**WHAT YOU WILL DO**. Go through the listing and set it down exactly, leaving out its pictures.

— Start —

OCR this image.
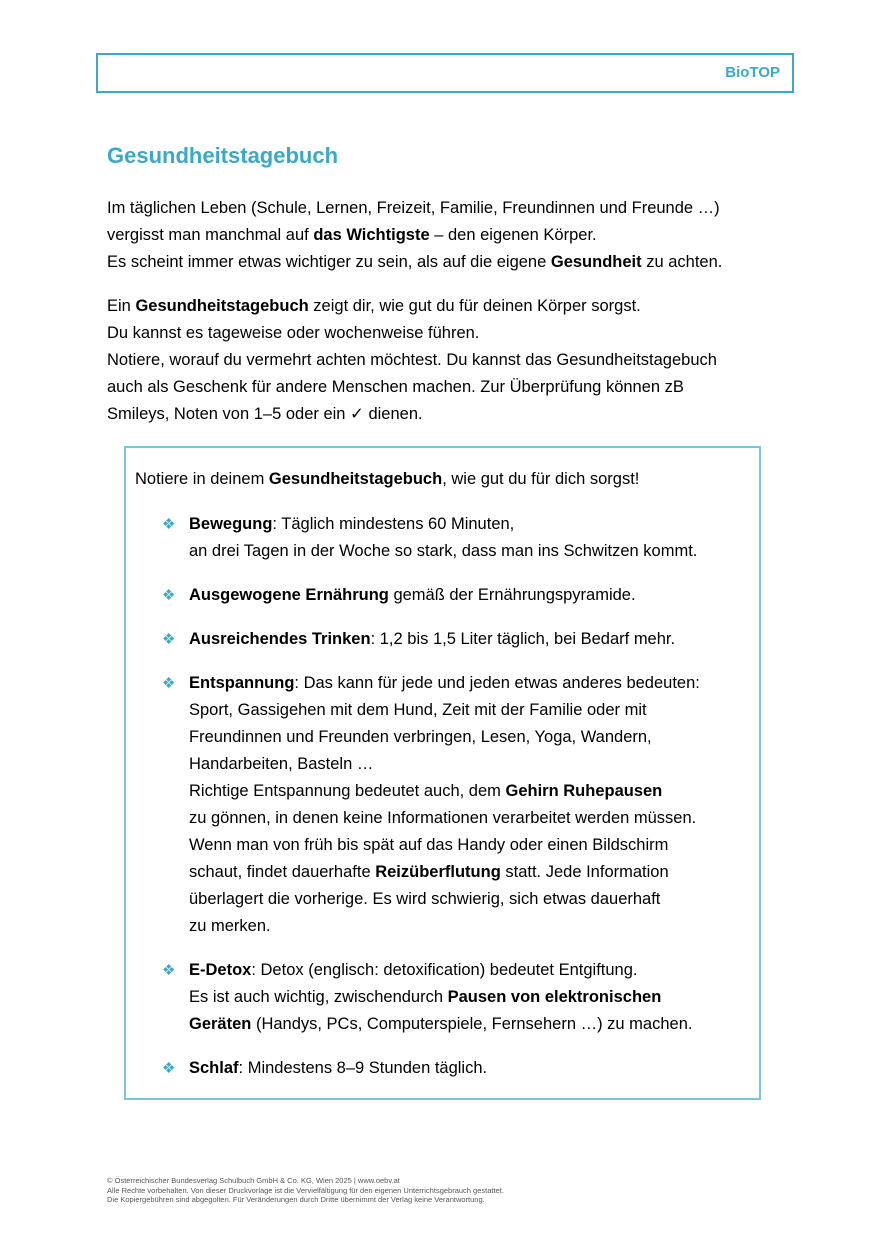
BioTOP
Gesundheitstagebuch

Im täglichen Leben (Schule, Lernen, Freizeit, Familie, Freundinnen und Freunde …)
vergisst man manchmal auf das Wichtigste – den eigenen Körper.
Es scheint immer etwas wichtiger zu sein, als auf die eigene Gesundheit zu achten.

Ein Gesundheitstagebuch zeigt dir, wie gut du für deinen Körper sorgst.
Du kannst es tageweise oder wochenweise führen.
Notiere, worauf du vermehrt achten möchtest. Du kannst das Gesundheitstagebuch
auch als Geschenk für andere Menschen machen. Zur Überprüfung können zB
Smileys, Noten von 1–5 oder ein ✓ dienen.

Notiere in deinem Gesundheitstagebuch, wie gut du für dich sorgst!

❖ Bewegung: Täglich mindestens 60 Minuten,
an drei Tagen in der Woche so stark, dass man ins Schwitzen kommt.
❖ Ausgewogene Ernährung gemäß der Ernährungspyramide.
❖ Ausreichendes Trinken: 1,2 bis 1,5 Liter täglich, bei Bedarf mehr.
❖ Entspannung: Das kann für jede und jeden etwas anderes bedeuten:
Sport, Gassigehen mit dem Hund, Zeit mit der Familie oder mit
Freundinnen und Freunden verbringen, Lesen, Yoga, Wandern,
Handarbeiten, Basteln …
Richtige Entspannung bedeutet auch, dem Gehirn Ruhepausen
zu gönnen, in denen keine Informationen verarbeitet werden müssen.
Wenn man von früh bis spät auf das Handy oder einen Bildschirm
schaut, findet dauerhafte Reizüberflutung statt. Jede Information
überlagert die vorherige. Es wird schwierig, sich etwas dauerhaft
zu merken.
❖ E-Detox: Detox (englisch: detoxification) bedeutet Entgiftung.
Es ist auch wichtig, zwischendurch Pausen von elektronischen
Geräten (Handys, PCs, Computerspiele, Fernsehern …) zu machen.
❖ Schlaf: Mindestens 8–9 Stunden täglich.
© Österreichischer Bundesverlag Schulbuch GmbH & Co. KG, Wien 2025 | www.oebv.at
Alle Rechte vorbehalten. Von dieser Druckvorlage ist die Vervielfältigung für den eigenen Unterrichtsgebrauch gestattet.
Die Kopiergebühren sind abgegolten. Für Veränderungen durch Dritte übernimmt der Verlag keine Verantwortung.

— End —

**RESULT OF THIS EXERCISE**.
OCR this image.
BioTOP
Gesundheitstagebuch

Im täglichen Leben (Schule, Lernen, Freizeit, Familie, Freundinnen und Freunde …)
vergisst man manchmal auf das Wichtigste – den eigenen Körper.
Es scheint immer etwas wichtiger zu sein, als auf die eigene Gesundheit zu achten.

Ein Gesundheitstagebuch zeigt dir, wie gut du für deinen Körper sorgst.
Du kannst es tageweise oder wochenweise führen.
Notiere, worauf du vermehrt achten möchtest. Du kannst das Gesundheitstagebuch
auch als Geschenk für andere Menschen machen. Zur Überprüfung können zB
Smileys, Noten von 1–5 oder ein ✓ dienen.

Notiere in deinem Gesundheitstagebuch, wie gut du für dich sorgst!

❖ Bewegung: Täglich mindestens 60 Minuten,
an drei Tagen in der Woche so stark, dass man ins Schwitzen kommt.
❖ Ausgewogene Ernährung gemäß der Ernährungspyramide.
❖ Ausreichendes Trinken: 1,2 bis 1,5 Liter täglich, bei Bedarf mehr.
❖ Entspannung: Das kann für jede und jeden etwas anderes bedeuten:
Sport, Gassigehen mit dem Hund, Zeit mit der Familie oder mit
Freundinnen und Freunden verbringen, Lesen, Yoga, Wandern,
Handarbeiten, Basteln …
Richtige Entspannung bedeutet auch, dem Gehirn Ruhepausen
zu gönnen, in denen keine Informationen verarbeitet werden müssen.
Wenn man von früh bis spät auf das Handy oder einen Bildschirm
schaut, findet dauerhafte Reizüberflutung statt. Jede Information
überlagert die vorherige. Es wird schwierig, sich etwas dauerhaft
zu merken.
❖ E-Detox: Detox (englisch: detoxification) bedeutet Entgiftung.
Es ist auch wichtig, zwischendurch Pausen von elektronischen
Geräten (Handys, PCs, Computerspiele, Fernsehern …) zu machen.
❖ Schlaf: Mindestens 8–9 Stunden täglich.
© Österreichischer Bundesverlag Schulbuch GmbH & Co. KG, Wien 2025 | www.oebv.at
Alle Rechte vorbehalten. Von dieser Druckvorlage ist die Vervielfältigung für den eigenen Unterrichtsgebrauch gestattet.
Die Kopiergebühren sind abgegolten. Für Veränderungen durch Dritte übernimmt der Verlag keine Verantwortung.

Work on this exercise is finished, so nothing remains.